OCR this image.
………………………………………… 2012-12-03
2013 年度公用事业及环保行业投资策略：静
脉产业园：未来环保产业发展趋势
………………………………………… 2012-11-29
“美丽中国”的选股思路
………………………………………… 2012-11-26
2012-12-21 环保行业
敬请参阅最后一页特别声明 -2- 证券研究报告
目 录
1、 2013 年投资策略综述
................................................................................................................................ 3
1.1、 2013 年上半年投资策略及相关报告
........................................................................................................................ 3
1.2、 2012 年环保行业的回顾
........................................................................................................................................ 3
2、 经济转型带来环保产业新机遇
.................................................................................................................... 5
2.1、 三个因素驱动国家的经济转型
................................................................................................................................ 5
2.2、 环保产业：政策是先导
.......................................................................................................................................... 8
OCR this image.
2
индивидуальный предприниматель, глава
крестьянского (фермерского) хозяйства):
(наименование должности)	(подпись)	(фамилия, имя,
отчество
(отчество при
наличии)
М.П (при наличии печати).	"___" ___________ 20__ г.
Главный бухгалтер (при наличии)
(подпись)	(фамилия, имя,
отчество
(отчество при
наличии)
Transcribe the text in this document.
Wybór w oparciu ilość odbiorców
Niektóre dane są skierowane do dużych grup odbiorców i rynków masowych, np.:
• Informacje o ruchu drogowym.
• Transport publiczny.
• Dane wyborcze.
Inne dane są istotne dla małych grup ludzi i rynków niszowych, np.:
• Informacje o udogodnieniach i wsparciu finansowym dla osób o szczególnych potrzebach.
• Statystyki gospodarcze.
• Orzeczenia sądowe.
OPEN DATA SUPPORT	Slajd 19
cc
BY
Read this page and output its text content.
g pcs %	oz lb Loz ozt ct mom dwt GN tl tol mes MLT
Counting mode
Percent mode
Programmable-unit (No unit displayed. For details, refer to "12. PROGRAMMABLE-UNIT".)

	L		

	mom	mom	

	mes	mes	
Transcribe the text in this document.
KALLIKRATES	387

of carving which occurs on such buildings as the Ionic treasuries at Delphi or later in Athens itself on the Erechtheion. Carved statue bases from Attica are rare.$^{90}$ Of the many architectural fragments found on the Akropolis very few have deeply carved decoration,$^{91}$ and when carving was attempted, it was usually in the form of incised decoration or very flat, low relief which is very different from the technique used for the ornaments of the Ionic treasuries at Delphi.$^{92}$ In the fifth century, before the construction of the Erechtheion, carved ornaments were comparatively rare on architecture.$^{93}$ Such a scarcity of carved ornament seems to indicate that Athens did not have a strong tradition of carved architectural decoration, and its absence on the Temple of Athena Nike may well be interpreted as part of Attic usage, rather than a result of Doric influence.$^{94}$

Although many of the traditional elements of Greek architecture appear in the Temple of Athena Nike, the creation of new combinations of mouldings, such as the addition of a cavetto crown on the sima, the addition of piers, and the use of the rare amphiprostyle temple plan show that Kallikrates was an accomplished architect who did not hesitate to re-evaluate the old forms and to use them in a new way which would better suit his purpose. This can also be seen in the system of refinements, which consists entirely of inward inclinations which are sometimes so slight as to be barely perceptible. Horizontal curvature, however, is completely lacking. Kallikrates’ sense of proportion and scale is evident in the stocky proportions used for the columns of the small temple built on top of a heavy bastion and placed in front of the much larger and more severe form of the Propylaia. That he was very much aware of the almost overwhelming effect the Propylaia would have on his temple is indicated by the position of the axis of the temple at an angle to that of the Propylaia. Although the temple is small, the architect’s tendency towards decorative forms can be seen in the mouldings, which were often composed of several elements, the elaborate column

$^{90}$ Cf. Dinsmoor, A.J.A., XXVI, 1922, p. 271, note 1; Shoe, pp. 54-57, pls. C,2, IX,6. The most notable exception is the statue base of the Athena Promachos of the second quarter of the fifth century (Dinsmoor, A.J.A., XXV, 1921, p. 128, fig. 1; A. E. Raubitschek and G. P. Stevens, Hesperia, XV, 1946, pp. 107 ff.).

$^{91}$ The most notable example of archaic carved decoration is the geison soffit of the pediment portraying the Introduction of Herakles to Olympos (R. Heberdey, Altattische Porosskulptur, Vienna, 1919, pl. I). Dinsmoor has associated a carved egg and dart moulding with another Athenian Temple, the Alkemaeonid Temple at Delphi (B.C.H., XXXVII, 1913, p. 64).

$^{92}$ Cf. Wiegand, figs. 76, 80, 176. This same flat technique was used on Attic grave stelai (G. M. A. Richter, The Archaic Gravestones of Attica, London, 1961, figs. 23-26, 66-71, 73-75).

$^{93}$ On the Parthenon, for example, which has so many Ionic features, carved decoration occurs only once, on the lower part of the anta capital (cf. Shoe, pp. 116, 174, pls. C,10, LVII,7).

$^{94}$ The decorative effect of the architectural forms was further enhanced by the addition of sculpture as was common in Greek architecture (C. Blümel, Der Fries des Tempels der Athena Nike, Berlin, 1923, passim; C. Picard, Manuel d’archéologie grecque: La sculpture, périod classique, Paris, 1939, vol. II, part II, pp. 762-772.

+++++

■ **Task brief**
Your task is to print the whole listing again exactly.

■ **Full answer**
OCR this image.
………………………………………… 2012-12-03
2013 年度公用事业及环保行业投资策略：静
脉产业园：未来环保产业发展趋势
………………………………………… 2012-11-29
“美丽中国”的选股思路
………………………………………… 2012-11-26
2012-12-21 环保行业
敬请参阅最后一页特别声明 -2- 证券研究报告
目 录
1、 2013 年投资策略综述
................................................................................................................................ 3
1.1、 2013 年上半年投资策略及相关报告
........................................................................................................................ 3
1.2、 2012 年环保行业的回顾
........................................................................................................................................ 3
2、 经济转型带来环保产业新机遇
.................................................................................................................... 5
2.1、 三个因素驱动国家的经济转型
................................................................................................................................ 5
2.2、 环保产业：政策是先导
.......................................................................................................................................... 8
OCR this image.
2
индивидуальный предприниматель, глава
крестьянского (фермерского) хозяйства):
(наименование должности)	(подпись)	(фамилия, имя,
отчество
(отчество при
наличии)
М.П (при наличии печати).	"___" ___________ 20__ г.
Главный бухгалтер (при наличии)
(подпись)	(фамилия, имя,
отчество
(отчество при
наличии)
Transcribe the text in this document.
Wybór w oparciu ilość odbiorców
Niektóre dane są skierowane do dużych grup odbiorców i rynków masowych, np.:
• Informacje o ruchu drogowym.
• Transport publiczny.
• Dane wyborcze.
Inne dane są istotne dla małych grup ludzi i rynków niszowych, np.:
• Informacje o udogodnieniach i wsparciu finansowym dla osób o szczególnych potrzebach.
• Statystyki gospodarcze.
• Orzeczenia sądowe.
OPEN DATA SUPPORT	Slajd 19
cc
BY
Read this page and output its text content.
g pcs %	oz lb Loz ozt ct mom dwt GN tl tol mes MLT
Counting mode
Percent mode
Programmable-unit (No unit displayed. For details, refer to "12. PROGRAMMABLE-UNIT".)

	L		

	mom	mom	

	mes	mes	
Transcribe the text in this document.
KALLIKRATES	387

of carving which occurs on such buildings as the Ionic treasuries at Delphi or later in Athens itself on the Erechtheion. Carved statue bases from Attica are rare.$^{90}$ Of the many architectural fragments found on the Akropolis very few have deeply carved decoration,$^{91}$ and when carving was attempted, it was usually in the form of incised decoration or very flat, low relief which is very different from the technique used for the ornaments of the Ionic treasuries at Delphi.$^{92}$ In the fifth century, before the construction of the Erechtheion, carved ornaments were comparatively rare on architecture.$^{93}$ Such a scarcity of carved ornament seems to indicate that Athens did not have a strong tradition of carved architectural decoration, and its absence on the Temple of Athena Nike may well be interpreted as part of Attic usage, rather than a result of Doric influence.$^{94}$

Although many of the traditional elements of Greek architecture appear in the Temple of Athena Nike, the creation of new combinations of mouldings, such as the addition of a cavetto crown on the sima, the addition of piers, and the use of the rare amphiprostyle temple plan show that Kallikrates was an accomplished architect who did not hesitate to re-evaluate the old forms and to use them in a new way which would better suit his purpose. This can also be seen in the system of refinements, which consists entirely of inward inclinations which are sometimes so slight as to be barely perceptible. Horizontal curvature, however, is completely lacking. Kallikrates’ sense of proportion and scale is evident in the stocky proportions used for the columns of the small temple built on top of a heavy bastion and placed in front of the much larger and more severe form of the Propylaia. That he was very much aware of the almost overwhelming effect the Propylaia would have on his temple is indicated by the position of the axis of the temple at an angle to that of the Propylaia. Although the temple is small, the architect’s tendency towards decorative forms can be seen in the mouldings, which were often composed of several elements, the elaborate column

$^{90}$ Cf. Dinsmoor, A.J.A., XXVI, 1922, p. 271, note 1; Shoe, pp. 54-57, pls. C,2, IX,6. The most notable exception is the statue base of the Athena Promachos of the second quarter of the fifth century (Dinsmoor, A.J.A., XXV, 1921, p. 128, fig. 1; A. E. Raubitschek and G. P. Stevens, Hesperia, XV, 1946, pp. 107 ff.).

$^{91}$ The most notable example of archaic carved decoration is the geison soffit of the pediment portraying the Introduction of Herakles to Olympos (R. Heberdey, Altattische Porosskulptur, Vienna, 1919, pl. I). Dinsmoor has associated a carved egg and dart moulding with another Athenian Temple, the Alkemaeonid Temple at Delphi (B.C.H., XXXVII, 1913, p. 64).

$^{92}$ Cf. Wiegand, figs. 76, 80, 176. This same flat technique was used on Attic grave stelai (G. M. A. Richter, The Archaic Gravestones of Attica, London, 1961, figs. 23-26, 66-71, 73-75).

$^{93}$ On the Parthenon, for example, which has so many Ionic features, carved decoration occurs only once, on the lower part of the anta capital (cf. Shoe, pp. 116, 174, pls. C,10, LVII,7).

$^{94}$ The decorative effect of the architectural forms was further enhanced by the addition of sculpture as was common in Greek architecture (C. Blümel, Der Fries des Tempels der Athena Nike, Berlin, 1923, passim; C. Picard, Manuel d’archéologie grecque: La sculpture, périod classique, Paris, 1939, vol. II, part II, pp. 762-772.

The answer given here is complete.